→ GOAL OF THE EXERCISE:
Give the number of lines in the data that hold the word "left", and nothing else.

→ SUPPLIED RECORDS:

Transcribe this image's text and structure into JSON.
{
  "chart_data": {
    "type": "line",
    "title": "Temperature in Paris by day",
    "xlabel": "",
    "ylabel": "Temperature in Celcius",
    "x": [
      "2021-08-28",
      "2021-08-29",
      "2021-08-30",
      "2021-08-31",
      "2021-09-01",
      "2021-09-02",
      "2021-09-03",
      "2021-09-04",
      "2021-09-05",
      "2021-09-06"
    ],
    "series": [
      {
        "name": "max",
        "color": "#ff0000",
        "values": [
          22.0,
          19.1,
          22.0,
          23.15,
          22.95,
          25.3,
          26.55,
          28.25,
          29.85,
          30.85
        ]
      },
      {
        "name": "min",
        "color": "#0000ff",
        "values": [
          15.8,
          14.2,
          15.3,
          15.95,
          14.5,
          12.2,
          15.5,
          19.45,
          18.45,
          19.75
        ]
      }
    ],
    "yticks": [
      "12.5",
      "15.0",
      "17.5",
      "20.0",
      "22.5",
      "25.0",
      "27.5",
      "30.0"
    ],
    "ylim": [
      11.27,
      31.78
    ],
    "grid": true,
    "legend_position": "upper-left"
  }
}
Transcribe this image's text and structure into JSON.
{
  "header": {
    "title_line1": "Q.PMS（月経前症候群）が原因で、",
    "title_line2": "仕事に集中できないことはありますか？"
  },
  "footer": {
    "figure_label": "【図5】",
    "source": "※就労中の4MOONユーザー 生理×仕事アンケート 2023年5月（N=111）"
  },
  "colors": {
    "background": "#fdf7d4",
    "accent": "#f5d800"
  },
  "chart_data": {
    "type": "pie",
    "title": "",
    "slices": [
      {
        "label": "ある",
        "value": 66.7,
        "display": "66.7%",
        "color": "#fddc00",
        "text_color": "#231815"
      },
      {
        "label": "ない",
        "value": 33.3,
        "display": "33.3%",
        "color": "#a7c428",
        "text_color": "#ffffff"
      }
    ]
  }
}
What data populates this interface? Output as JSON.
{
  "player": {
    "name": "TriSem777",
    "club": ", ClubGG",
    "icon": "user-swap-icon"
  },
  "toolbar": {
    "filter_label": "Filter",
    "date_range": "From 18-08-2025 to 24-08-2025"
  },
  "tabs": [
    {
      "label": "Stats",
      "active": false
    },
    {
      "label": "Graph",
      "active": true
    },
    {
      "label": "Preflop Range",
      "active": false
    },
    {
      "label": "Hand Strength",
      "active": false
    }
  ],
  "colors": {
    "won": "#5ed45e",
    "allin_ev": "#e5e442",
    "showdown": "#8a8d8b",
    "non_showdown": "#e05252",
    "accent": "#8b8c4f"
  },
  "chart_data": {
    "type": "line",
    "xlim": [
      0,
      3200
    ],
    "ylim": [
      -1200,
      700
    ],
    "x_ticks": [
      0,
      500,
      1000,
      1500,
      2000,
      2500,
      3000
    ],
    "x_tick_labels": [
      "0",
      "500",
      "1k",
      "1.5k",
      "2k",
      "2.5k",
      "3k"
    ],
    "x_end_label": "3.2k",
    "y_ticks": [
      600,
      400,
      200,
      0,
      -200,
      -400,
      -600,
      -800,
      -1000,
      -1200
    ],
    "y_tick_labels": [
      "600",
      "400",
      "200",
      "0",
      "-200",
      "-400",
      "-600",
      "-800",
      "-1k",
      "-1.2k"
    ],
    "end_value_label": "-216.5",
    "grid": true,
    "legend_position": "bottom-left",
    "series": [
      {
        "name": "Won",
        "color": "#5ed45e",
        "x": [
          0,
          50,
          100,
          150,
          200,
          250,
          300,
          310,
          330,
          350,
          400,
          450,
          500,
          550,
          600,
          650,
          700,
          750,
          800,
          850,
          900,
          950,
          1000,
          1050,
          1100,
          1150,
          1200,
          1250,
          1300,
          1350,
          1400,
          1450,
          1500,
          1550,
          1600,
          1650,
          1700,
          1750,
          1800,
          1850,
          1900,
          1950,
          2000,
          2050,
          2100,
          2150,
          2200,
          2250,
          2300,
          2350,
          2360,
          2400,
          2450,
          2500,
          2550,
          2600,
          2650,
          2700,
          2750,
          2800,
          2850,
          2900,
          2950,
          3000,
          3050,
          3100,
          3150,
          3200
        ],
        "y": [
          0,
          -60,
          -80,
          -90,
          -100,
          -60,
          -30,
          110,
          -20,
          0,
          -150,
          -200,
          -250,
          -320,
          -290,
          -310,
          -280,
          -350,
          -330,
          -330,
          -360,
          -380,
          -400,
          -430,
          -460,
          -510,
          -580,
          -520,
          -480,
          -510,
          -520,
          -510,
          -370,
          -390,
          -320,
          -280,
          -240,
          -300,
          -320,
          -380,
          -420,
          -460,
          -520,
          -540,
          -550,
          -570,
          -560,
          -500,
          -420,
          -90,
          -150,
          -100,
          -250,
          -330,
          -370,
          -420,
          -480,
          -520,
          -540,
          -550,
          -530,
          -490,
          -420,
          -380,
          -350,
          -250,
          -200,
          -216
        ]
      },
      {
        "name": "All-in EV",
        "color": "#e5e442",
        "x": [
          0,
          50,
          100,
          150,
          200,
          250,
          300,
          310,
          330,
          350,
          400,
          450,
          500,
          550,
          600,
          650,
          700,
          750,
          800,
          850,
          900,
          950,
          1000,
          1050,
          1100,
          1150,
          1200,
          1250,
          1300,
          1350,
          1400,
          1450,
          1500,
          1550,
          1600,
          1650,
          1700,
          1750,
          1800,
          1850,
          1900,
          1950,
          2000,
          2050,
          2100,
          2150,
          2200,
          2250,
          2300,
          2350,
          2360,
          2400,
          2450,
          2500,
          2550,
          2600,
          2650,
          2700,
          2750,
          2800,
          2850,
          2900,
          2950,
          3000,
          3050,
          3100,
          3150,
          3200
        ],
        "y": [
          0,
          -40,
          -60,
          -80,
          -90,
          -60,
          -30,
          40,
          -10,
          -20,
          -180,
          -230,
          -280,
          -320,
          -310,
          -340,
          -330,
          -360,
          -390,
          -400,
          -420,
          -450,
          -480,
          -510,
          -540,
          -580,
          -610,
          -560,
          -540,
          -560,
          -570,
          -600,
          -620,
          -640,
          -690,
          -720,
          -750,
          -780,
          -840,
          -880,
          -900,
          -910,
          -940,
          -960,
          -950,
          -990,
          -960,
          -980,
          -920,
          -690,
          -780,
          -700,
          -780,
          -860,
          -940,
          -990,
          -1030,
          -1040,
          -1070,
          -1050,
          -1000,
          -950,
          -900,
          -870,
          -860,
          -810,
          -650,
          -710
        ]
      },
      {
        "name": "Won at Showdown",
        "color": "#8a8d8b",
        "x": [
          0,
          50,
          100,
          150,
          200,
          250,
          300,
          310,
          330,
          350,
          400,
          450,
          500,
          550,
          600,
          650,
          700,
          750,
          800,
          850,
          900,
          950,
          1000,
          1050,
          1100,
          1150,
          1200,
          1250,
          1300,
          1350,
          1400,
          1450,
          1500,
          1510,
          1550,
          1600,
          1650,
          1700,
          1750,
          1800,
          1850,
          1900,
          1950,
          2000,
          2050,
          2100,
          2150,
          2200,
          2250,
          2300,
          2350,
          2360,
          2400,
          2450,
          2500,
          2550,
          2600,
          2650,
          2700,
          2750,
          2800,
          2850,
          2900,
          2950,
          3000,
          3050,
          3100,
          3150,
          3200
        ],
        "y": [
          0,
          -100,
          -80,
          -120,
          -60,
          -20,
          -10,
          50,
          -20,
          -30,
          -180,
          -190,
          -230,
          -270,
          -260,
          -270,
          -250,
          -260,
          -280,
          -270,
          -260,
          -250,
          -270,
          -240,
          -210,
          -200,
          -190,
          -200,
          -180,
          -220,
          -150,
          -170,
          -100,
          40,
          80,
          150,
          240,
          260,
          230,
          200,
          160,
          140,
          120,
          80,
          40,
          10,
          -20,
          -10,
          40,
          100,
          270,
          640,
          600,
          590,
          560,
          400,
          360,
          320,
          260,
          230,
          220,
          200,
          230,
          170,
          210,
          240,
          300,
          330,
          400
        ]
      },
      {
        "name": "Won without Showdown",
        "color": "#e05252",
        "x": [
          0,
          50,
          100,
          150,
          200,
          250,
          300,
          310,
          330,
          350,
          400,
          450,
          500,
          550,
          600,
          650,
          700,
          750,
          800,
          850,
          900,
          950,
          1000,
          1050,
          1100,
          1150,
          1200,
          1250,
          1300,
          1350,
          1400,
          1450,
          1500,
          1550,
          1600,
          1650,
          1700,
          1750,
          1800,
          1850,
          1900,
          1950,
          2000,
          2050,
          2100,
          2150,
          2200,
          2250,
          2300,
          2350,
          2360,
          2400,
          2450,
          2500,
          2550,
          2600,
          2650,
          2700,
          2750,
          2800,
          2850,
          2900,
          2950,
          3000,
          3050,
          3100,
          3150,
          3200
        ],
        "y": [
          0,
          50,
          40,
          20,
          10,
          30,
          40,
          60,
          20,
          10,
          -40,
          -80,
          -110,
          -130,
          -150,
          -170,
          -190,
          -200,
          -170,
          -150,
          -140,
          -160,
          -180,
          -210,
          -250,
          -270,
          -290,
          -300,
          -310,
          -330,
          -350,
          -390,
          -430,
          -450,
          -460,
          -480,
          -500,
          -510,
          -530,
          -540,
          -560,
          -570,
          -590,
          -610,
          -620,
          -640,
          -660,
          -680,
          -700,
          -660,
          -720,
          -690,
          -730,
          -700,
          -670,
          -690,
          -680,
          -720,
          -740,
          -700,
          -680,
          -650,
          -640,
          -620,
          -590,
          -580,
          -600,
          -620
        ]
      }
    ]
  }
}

→ SOLUTION TO THE EXERCISE:
2